What is asked: Identify each line in the records below that contains the word "концу", and copy it.

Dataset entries
---------------
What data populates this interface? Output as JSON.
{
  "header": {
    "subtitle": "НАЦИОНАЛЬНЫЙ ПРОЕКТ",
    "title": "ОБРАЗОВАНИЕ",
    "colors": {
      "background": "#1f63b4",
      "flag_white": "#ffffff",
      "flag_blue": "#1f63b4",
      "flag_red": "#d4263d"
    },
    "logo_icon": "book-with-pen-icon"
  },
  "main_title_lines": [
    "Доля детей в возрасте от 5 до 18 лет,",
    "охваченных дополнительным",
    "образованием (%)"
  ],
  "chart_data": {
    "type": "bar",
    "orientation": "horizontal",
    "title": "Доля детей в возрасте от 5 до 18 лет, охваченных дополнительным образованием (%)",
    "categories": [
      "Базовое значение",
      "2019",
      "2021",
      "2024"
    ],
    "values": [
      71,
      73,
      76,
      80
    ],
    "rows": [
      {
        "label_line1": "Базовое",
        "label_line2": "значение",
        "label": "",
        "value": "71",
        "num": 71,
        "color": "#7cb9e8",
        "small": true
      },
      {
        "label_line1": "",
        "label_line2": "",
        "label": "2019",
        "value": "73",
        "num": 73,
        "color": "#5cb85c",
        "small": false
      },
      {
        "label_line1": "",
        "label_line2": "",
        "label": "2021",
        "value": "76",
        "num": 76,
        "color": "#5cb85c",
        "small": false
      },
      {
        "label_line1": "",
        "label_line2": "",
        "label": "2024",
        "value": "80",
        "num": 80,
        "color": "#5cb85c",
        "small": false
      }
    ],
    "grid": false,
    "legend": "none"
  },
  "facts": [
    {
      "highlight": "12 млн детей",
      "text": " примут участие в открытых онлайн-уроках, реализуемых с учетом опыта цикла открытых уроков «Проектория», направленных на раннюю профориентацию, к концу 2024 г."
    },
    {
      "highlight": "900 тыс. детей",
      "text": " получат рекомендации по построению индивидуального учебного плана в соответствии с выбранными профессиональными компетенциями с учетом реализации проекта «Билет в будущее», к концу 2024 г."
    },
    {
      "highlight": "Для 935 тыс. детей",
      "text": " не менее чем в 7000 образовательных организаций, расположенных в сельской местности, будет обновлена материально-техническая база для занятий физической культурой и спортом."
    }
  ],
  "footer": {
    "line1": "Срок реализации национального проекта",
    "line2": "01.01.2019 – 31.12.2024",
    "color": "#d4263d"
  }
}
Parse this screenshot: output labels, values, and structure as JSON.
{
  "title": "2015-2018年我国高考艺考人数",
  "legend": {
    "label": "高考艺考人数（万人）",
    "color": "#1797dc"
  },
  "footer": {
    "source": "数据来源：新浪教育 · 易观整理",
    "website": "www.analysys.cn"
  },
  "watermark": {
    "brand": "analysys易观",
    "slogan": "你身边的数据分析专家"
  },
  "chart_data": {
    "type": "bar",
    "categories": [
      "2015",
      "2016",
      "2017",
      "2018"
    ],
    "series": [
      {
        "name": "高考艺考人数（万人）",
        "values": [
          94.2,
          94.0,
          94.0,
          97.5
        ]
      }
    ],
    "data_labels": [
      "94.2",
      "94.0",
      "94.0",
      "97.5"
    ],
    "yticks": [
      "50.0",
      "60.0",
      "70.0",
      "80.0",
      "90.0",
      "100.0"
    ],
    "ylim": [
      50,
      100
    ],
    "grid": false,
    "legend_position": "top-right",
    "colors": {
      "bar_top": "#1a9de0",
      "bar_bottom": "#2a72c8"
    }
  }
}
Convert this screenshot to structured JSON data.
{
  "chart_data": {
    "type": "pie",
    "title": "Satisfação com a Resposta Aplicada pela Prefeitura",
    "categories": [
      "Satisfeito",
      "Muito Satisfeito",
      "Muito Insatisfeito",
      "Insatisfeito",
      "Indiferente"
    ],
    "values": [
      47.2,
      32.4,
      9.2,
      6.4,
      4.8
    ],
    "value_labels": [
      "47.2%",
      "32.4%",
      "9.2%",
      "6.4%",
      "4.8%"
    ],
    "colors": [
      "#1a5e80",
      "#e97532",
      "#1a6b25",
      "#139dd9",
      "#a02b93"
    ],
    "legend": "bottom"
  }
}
---------------
Worked answer:
      "text": " примут участие в открытых онлайн-уроках, реализуемых с учетом опыта цикла открытых уроков «Проектория», направленных на раннюю профориентацию, к концу 2024 г."
      "text": " получат рекомендации по построению индивидуального учебного плана в соответствии с выбранными профессиональными компетенциями с учетом реализации проекта «Билет в будущее», к концу 2024 г."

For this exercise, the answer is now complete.